Start of Input material

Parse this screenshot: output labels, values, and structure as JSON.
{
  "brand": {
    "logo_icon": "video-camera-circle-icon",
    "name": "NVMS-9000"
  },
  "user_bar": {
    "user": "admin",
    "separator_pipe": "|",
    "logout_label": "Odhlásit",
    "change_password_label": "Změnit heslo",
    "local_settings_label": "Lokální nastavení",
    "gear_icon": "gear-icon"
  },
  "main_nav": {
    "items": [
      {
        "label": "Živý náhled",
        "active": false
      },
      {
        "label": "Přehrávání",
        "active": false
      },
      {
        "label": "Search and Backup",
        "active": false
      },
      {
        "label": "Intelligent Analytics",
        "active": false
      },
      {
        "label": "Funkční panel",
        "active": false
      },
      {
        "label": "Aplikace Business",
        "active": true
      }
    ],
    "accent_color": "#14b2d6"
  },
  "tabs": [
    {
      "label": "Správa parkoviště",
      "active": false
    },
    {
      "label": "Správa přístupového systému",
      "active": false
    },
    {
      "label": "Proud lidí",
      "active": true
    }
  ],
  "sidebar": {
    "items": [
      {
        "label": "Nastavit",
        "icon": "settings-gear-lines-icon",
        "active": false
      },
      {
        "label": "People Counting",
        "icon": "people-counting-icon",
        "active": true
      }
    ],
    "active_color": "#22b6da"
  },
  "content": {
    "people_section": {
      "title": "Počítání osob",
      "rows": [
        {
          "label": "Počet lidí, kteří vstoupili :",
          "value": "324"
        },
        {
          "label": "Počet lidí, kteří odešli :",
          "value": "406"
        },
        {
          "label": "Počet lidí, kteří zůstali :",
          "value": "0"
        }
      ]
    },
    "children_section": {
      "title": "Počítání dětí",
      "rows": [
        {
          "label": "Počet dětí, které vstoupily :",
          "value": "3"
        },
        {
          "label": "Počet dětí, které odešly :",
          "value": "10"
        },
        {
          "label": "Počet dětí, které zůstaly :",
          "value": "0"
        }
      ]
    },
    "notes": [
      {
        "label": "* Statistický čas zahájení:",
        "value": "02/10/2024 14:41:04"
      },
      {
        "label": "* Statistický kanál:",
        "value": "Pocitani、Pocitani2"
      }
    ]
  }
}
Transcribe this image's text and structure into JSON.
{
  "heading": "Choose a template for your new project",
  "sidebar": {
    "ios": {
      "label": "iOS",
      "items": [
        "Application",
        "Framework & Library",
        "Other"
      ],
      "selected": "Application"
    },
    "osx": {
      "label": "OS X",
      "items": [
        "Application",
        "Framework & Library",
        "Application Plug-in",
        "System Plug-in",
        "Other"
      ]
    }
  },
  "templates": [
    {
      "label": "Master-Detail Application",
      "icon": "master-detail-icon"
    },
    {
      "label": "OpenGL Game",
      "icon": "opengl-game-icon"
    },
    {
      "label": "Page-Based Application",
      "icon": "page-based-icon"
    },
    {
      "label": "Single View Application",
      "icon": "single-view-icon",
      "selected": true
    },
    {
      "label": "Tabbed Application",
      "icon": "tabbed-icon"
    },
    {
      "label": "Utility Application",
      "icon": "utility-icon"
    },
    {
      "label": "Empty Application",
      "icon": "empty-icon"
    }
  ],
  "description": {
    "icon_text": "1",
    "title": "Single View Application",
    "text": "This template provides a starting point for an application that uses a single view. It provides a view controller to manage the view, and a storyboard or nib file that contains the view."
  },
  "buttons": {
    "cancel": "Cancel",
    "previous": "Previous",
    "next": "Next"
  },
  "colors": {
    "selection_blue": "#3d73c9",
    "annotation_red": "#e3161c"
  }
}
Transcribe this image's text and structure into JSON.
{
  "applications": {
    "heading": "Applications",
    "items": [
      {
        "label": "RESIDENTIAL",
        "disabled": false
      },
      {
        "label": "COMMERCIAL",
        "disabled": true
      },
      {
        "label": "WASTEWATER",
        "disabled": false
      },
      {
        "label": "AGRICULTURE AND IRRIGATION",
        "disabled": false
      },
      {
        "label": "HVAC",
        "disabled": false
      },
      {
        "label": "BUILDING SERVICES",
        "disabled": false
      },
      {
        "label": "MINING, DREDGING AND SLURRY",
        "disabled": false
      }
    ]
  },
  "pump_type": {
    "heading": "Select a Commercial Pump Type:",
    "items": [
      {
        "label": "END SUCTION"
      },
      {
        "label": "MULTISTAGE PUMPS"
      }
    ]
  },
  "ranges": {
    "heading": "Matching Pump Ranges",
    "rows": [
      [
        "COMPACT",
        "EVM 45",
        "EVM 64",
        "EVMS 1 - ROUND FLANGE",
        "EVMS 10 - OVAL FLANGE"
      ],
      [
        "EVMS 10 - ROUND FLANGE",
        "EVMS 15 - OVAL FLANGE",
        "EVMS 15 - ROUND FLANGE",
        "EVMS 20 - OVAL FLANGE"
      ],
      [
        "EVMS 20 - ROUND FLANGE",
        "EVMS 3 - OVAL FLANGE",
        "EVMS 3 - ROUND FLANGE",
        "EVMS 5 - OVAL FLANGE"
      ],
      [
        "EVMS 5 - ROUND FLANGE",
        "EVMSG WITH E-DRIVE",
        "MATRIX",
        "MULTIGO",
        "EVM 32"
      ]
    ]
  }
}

End of Input material

Exercise :: Look for lines containing the string "kteří" and copy them all.

Solution ::
          "label": "Počet lidí, kteří vstoupili :",
          "label": "Počet lidí, kteří odešli :",
          "label": "Počet lidí, kteří zůstali :",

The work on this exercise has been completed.